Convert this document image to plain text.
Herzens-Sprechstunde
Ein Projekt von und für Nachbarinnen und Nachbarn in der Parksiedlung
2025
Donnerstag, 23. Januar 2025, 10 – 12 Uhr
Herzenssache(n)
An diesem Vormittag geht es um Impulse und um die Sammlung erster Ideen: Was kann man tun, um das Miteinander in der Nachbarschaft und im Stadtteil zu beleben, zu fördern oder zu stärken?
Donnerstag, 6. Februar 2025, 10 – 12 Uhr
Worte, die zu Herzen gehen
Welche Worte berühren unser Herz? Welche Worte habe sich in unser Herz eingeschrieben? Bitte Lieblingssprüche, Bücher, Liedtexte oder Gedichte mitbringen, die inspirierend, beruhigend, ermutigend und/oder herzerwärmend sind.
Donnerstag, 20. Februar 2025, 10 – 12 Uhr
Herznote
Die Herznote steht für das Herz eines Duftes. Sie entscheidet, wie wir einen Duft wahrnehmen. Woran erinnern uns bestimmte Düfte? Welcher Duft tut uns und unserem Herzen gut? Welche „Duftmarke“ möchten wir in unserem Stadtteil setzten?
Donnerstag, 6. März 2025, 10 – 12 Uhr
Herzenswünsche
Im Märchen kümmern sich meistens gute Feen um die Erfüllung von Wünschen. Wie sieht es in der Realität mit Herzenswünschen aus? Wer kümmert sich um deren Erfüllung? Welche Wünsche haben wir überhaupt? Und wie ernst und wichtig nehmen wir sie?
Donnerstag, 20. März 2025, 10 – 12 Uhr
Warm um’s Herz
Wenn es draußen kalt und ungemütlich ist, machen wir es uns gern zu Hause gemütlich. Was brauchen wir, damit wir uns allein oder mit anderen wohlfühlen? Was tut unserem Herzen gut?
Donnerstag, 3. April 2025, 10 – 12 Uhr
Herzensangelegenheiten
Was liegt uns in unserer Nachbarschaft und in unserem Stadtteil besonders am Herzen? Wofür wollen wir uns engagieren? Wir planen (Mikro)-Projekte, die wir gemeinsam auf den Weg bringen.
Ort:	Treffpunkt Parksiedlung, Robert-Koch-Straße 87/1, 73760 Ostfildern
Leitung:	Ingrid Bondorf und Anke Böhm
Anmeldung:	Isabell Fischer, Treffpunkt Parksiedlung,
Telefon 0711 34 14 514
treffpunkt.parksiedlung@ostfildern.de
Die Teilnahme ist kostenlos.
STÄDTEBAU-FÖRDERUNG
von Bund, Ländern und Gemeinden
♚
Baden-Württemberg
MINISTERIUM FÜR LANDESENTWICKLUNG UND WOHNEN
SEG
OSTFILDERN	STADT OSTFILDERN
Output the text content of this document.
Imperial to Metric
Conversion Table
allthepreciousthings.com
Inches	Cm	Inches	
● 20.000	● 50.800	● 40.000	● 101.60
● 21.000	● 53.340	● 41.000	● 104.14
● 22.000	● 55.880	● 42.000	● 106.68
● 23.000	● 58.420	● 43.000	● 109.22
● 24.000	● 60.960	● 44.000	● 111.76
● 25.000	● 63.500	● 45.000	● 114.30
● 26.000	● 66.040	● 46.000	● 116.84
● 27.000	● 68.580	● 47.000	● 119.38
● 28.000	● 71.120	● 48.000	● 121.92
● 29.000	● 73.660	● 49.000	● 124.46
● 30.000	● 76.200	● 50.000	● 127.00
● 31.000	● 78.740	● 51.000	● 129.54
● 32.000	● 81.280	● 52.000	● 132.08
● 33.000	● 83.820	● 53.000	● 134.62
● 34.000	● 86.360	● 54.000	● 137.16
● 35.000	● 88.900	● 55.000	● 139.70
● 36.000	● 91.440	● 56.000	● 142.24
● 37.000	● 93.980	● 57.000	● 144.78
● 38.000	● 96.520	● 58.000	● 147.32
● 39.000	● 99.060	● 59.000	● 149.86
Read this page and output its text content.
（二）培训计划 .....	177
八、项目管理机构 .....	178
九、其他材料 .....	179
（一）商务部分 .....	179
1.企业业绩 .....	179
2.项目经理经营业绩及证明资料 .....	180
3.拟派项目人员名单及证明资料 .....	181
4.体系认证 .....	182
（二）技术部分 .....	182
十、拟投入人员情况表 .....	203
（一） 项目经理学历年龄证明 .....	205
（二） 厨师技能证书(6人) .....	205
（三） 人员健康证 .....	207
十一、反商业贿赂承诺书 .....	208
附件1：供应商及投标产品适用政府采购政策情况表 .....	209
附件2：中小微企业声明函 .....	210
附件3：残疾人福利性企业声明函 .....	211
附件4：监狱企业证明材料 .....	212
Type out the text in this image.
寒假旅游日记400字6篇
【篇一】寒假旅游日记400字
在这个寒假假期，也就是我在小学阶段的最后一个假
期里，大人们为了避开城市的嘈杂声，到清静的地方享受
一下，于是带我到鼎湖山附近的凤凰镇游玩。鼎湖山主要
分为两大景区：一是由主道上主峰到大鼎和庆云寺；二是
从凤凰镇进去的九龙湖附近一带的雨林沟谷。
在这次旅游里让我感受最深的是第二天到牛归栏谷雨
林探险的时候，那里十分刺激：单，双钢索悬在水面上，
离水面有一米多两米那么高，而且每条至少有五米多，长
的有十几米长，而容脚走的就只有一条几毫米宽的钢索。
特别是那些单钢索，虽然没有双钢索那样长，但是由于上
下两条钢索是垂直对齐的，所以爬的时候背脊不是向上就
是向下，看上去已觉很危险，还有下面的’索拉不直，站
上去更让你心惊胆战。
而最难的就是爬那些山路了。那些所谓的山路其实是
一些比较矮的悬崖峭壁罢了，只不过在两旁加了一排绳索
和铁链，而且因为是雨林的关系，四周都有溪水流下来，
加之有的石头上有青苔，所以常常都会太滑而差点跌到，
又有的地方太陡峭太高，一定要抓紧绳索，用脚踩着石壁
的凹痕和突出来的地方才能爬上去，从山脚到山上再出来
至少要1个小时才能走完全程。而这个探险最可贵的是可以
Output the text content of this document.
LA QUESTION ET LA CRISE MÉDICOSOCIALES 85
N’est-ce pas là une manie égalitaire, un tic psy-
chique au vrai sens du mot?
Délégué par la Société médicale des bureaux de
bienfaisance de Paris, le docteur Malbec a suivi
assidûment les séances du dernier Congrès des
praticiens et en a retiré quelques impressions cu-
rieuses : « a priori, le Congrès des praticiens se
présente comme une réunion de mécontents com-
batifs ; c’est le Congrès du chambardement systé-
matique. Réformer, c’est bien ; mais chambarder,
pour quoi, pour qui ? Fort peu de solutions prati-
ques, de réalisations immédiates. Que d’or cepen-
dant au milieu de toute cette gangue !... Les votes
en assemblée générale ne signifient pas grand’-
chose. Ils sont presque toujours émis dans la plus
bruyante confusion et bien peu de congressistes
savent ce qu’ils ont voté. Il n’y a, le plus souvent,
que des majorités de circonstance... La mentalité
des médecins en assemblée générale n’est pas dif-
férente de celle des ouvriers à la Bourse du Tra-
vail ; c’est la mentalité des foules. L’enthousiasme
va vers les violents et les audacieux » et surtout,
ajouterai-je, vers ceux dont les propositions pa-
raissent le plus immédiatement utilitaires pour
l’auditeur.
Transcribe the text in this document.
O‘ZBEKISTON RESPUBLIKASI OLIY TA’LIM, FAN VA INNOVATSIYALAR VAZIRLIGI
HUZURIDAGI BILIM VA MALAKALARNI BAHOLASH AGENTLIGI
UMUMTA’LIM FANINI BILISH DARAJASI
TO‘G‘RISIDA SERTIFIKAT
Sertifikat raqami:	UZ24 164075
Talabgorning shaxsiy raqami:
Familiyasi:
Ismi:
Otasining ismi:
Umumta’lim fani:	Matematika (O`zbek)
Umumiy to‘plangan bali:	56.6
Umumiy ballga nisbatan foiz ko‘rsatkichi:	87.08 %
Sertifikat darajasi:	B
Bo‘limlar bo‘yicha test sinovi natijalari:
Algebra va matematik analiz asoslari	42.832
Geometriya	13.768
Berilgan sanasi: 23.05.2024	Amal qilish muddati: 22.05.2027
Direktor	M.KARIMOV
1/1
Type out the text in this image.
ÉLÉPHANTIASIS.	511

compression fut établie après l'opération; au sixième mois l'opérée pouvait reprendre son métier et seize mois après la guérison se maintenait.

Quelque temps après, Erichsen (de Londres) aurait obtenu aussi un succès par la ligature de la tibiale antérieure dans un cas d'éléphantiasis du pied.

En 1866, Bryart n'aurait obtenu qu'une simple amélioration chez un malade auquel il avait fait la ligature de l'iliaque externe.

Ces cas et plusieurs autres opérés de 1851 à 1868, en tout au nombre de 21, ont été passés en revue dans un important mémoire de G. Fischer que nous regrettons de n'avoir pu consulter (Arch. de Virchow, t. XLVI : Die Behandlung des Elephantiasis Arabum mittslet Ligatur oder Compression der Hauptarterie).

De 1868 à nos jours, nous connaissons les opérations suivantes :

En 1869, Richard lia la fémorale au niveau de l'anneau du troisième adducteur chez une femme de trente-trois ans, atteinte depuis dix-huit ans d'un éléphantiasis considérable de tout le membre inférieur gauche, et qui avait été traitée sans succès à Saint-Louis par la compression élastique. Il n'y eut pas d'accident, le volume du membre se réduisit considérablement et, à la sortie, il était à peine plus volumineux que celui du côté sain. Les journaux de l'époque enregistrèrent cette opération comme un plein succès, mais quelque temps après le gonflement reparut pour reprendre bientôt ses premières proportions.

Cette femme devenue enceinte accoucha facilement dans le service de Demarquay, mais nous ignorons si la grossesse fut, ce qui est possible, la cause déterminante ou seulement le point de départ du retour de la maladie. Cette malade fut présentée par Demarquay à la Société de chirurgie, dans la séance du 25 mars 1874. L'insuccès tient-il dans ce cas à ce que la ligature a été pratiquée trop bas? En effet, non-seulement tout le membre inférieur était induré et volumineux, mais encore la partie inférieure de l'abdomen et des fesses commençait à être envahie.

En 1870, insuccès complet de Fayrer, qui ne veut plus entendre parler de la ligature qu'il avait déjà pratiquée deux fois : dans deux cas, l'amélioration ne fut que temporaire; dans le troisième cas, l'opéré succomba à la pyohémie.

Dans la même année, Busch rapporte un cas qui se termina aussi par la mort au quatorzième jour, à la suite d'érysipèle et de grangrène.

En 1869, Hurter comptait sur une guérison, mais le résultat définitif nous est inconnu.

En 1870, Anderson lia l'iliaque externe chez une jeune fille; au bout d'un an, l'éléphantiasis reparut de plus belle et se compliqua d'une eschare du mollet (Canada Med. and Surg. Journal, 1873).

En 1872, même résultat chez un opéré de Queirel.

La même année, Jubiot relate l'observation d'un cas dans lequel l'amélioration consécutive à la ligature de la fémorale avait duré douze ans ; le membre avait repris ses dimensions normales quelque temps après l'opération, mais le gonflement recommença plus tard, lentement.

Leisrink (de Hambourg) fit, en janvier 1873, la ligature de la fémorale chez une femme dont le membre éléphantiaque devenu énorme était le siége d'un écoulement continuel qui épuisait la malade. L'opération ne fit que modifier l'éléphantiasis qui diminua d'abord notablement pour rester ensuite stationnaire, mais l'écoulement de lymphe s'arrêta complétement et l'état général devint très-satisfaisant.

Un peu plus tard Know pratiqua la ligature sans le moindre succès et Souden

▶ **What you are asked to do**
Find and copy each line above that includes the string "inférieur".

▶ **Complete answer**
En 1869, Richard lia la fémorale au niveau de l'anneau du troisième adducteur chez une femme de trente-trois ans, atteinte depuis dix-huit ans d'un éléphantiasis considérable de tout le membre inférieur gauche, et qui avait été traitée sans succès à Saint-Louis par la compression élastique. Il n'y eut pas d'accident, le volume du membre se réduisit considérablement et, à la sortie, il était à peine plus volumineux que celui du côté sain. Les journaux de l'époque enregistrèrent cette opération comme un plein succès, mais quelque temps après le gonflement reparut pour reprendre bientôt ses premières proportions.
Cette femme devenue enceinte accoucha facilement dans le service de Demarquay, mais nous ignorons si la grossesse fut, ce qui est possible, la cause déterminante ou seulement le point de départ du retour de la maladie. Cette malade fut présentée par Demarquay à la Société de chirurgie, dans la séance du 25 mars 1874. L'insuccès tient-il dans ce cas à ce que la ligature a été pratiquée trop bas? En effet, non-seulement tout le membre inférieur était induré et volumineux, mais encore la partie inférieure de l'abdomen et des fesses commençait à être envahie.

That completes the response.